>> START Task inputs
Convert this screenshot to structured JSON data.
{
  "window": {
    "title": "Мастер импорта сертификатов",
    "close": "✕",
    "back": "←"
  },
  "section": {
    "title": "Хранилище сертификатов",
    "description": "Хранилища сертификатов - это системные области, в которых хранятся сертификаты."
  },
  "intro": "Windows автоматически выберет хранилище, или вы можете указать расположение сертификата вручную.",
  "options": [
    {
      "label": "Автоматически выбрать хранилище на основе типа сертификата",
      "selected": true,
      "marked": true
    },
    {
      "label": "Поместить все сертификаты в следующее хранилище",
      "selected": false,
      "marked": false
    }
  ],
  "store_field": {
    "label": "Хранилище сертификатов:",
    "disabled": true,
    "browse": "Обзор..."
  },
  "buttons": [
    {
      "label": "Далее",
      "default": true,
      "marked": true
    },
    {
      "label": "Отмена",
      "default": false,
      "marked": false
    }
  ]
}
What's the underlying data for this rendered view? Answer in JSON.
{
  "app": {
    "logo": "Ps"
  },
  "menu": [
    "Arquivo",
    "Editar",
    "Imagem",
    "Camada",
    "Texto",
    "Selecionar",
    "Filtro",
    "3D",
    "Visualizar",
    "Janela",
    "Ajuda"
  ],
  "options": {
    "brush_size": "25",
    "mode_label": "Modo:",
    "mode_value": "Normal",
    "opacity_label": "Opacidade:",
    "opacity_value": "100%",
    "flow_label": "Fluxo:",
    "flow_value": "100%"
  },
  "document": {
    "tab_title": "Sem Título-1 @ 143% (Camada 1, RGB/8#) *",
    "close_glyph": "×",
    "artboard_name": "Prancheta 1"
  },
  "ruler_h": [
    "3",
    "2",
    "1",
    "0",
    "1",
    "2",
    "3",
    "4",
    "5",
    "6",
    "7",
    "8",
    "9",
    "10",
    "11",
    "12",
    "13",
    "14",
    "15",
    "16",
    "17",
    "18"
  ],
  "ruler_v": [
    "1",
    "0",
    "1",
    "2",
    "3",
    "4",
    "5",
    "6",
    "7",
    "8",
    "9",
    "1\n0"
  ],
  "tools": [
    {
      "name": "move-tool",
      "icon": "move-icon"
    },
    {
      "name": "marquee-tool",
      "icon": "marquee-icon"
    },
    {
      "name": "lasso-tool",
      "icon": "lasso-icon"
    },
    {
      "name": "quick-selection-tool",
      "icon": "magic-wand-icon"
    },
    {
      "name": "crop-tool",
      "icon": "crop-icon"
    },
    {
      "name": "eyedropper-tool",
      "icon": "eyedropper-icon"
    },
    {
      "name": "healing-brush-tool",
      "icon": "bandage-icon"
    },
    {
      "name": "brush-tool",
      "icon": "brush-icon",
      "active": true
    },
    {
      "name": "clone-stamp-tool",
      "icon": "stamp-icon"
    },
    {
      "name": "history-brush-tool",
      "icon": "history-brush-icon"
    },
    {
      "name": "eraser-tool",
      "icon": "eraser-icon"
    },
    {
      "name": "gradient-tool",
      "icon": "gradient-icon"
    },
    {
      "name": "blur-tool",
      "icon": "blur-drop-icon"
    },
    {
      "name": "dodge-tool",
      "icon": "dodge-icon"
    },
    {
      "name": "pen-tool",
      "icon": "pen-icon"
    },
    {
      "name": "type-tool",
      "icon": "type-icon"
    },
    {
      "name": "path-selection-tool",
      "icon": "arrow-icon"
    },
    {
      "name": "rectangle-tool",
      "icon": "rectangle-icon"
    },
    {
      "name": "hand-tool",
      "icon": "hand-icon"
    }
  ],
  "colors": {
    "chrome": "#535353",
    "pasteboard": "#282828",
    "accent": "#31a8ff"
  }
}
>> END Task inputs
Retype every record above exactly as written.

Convert this screenshot to structured JSON data.
{
  "window": {
    "title": "Мастер импорта сертификатов",
    "close": "✕",
    "back": "←"
  },
  "section": {
    "title": "Хранилище сертификатов",
    "description": "Хранилища сертификатов - это системные области, в которых хранятся сертификаты."
  },
  "intro": "Windows автоматически выберет хранилище, или вы можете указать расположение сертификата вручную.",
  "options": [
    {
      "label": "Автоматически выбрать хранилище на основе типа сертификата",
      "selected": true,
      "marked": true
    },
    {
      "label": "Поместить все сертификаты в следующее хранилище",
      "selected": false,
      "marked": false
    }
  ],
  "store_field": {
    "label": "Хранилище сертификатов:",
    "disabled": true,
    "browse": "Обзор..."
  },
  "buttons": [
    {
      "label": "Далее",
      "default": true,
      "marked": true
    },
    {
      "label": "Отмена",
      "default": false,
      "marked": false
    }
  ]
}
What's the underlying data for this rendered view? Answer in JSON.
{
  "app": {
    "logo": "Ps"
  },
  "menu": [
    "Arquivo",
    "Editar",
    "Imagem",
    "Camada",
    "Texto",
    "Selecionar",
    "Filtro",
    "3D",
    "Visualizar",
    "Janela",
    "Ajuda"
  ],
  "options": {
    "brush_size": "25",
    "mode_label": "Modo:",
    "mode_value": "Normal",
    "opacity_label": "Opacidade:",
    "opacity_value": "100%",
    "flow_label": "Fluxo:",
    "flow_value": "100%"
  },
  "document": {
    "tab_title": "Sem Título-1 @ 143% (Camada 1, RGB/8#) *",
    "close_glyph": "×",
    "artboard_name": "Prancheta 1"
  },
  "ruler_h": [
    "3",
    "2",
    "1",
    "0",
    "1",
    "2",
    "3",
    "4",
    "5",
    "6",
    "7",
    "8",
    "9",
    "10",
    "11",
    "12",
    "13",
    "14",
    "15",
    "16",
    "17",
    "18"
  ],
  "ruler_v": [
    "1",
    "0",
    "1",
    "2",
    "3",
    "4",
    "5",
    "6",
    "7",
    "8",
    "9",
    "1\n0"
  ],
  "tools": [
    {
      "name": "move-tool",
      "icon": "move-icon"
    },
    {
      "name": "marquee-tool",
      "icon": "marquee-icon"
    },
    {
      "name": "lasso-tool",
      "icon": "lasso-icon"
    },
    {
      "name": "quick-selection-tool",
      "icon": "magic-wand-icon"
    },
    {
      "name": "crop-tool",
      "icon": "crop-icon"
    },
    {
      "name": "eyedropper-tool",
      "icon": "eyedropper-icon"
    },
    {
      "name": "healing-brush-tool",
      "icon": "bandage-icon"
    },
    {
      "name": "brush-tool",
      "icon": "brush-icon",
      "active": true
    },
    {
      "name": "clone-stamp-tool",
      "icon": "stamp-icon"
    },
    {
      "name": "history-brush-tool",
      "icon": "history-brush-icon"
    },
    {
      "name": "eraser-tool",
      "icon": "eraser-icon"
    },
    {
      "name": "gradient-tool",
      "icon": "gradient-icon"
    },
    {
      "name": "blur-tool",
      "icon": "blur-drop-icon"
    },
    {
      "name": "dodge-tool",
      "icon": "dodge-icon"
    },
    {
      "name": "pen-tool",
      "icon": "pen-icon"
    },
    {
      "name": "type-tool",
      "icon": "type-icon"
    },
    {
      "name": "path-selection-tool",
      "icon": "arrow-icon"
    },
    {
      "name": "rectangle-tool",
      "icon": "rectangle-icon"
    },
    {
      "name": "hand-tool",
      "icon": "hand-icon"
    }
  ],
  "colors": {
    "chrome": "#535353",
    "pasteboard": "#282828",
    "accent": "#31a8ff"
  }
}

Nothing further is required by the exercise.